→ Objective: Select lines where the word "legend" appears.

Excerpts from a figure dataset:
######

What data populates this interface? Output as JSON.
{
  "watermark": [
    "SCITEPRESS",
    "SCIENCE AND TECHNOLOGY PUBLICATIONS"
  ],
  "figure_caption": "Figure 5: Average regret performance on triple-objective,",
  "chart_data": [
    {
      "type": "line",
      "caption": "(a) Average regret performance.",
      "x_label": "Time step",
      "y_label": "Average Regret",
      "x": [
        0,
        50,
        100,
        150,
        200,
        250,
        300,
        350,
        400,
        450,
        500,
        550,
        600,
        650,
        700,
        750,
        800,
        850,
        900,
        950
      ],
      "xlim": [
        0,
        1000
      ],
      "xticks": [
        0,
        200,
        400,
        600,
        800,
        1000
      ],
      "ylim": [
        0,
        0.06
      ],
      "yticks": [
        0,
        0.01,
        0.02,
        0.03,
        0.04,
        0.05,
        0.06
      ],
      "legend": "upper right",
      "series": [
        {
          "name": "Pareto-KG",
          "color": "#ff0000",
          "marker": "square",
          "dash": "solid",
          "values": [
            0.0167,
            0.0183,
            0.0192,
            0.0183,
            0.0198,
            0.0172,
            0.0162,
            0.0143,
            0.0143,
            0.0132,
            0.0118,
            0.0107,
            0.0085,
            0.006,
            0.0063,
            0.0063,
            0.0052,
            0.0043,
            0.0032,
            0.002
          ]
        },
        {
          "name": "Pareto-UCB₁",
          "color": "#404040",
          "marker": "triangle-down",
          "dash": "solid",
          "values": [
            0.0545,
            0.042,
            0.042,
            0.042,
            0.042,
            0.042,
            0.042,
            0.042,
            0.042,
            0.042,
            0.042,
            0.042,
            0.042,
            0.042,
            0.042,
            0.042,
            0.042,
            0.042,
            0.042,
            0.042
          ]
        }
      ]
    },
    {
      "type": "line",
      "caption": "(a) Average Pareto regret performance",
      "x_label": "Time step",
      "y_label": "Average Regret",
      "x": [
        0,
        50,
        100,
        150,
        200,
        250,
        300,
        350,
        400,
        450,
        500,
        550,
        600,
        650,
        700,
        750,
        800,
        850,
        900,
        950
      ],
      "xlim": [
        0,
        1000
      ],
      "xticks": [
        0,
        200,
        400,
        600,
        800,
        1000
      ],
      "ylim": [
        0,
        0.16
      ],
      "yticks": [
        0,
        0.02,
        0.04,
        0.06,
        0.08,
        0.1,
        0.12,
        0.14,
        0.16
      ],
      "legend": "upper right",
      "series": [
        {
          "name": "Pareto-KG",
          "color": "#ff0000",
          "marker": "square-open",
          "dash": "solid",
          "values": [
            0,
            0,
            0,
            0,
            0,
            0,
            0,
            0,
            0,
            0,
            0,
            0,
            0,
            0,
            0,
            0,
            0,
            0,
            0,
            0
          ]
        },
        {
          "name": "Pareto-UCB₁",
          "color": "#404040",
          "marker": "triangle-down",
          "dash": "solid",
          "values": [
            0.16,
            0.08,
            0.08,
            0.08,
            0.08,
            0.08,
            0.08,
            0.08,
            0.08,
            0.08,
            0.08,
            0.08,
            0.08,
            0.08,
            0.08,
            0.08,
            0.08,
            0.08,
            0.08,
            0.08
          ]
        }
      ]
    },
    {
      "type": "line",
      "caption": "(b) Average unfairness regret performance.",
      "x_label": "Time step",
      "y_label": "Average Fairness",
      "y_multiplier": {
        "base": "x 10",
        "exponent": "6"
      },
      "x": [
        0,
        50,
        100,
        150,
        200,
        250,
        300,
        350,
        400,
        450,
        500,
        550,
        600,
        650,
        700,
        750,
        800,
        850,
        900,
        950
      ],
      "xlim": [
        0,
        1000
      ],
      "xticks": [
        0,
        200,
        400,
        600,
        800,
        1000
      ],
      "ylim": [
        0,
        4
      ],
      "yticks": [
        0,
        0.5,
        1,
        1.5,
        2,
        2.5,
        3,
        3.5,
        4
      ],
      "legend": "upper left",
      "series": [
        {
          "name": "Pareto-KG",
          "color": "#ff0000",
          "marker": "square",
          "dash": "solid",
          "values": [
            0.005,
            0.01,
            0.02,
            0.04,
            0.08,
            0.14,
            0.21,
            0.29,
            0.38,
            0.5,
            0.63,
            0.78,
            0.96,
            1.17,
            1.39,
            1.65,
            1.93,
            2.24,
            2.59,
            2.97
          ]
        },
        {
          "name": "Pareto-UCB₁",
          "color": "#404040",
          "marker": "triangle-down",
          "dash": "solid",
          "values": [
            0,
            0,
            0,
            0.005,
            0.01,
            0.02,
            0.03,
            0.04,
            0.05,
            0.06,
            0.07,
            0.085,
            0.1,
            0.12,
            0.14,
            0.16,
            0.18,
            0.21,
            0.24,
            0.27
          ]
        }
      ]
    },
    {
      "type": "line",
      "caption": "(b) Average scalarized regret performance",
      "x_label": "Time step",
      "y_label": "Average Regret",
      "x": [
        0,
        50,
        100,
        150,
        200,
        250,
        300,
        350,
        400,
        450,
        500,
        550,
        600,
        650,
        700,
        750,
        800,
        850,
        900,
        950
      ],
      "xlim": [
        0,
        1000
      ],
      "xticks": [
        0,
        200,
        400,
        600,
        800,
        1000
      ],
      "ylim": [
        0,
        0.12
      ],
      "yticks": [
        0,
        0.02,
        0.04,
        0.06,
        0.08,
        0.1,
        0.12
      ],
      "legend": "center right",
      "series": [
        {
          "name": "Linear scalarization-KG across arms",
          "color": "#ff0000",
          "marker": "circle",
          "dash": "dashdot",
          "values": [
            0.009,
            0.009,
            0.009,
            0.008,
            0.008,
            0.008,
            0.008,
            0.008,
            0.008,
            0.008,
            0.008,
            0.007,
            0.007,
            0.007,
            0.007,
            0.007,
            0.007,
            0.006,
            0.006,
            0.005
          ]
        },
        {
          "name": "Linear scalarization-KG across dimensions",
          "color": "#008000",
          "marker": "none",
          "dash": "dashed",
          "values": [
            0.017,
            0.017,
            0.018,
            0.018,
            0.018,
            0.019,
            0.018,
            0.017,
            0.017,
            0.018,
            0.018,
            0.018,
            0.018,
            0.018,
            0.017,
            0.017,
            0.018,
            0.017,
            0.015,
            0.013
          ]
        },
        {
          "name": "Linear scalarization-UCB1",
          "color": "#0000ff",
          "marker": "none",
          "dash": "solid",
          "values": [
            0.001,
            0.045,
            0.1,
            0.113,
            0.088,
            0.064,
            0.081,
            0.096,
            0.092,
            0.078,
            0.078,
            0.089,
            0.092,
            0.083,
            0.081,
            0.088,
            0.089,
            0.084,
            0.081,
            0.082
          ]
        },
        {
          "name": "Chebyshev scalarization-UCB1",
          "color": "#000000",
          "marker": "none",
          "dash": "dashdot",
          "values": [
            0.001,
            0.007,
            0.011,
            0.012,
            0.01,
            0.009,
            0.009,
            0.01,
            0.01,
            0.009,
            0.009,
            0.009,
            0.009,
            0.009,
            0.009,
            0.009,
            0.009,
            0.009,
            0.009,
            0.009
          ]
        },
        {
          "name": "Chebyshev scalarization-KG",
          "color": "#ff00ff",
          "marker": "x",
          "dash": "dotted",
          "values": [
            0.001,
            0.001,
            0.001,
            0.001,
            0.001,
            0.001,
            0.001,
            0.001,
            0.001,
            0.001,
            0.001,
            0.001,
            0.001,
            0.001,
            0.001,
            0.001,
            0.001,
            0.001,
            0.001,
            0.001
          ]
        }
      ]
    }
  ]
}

######

→ Solution for this problem:
      "legend": "upper right",
      "legend": "upper right",
      "legend": "upper left",
      "legend": "center right",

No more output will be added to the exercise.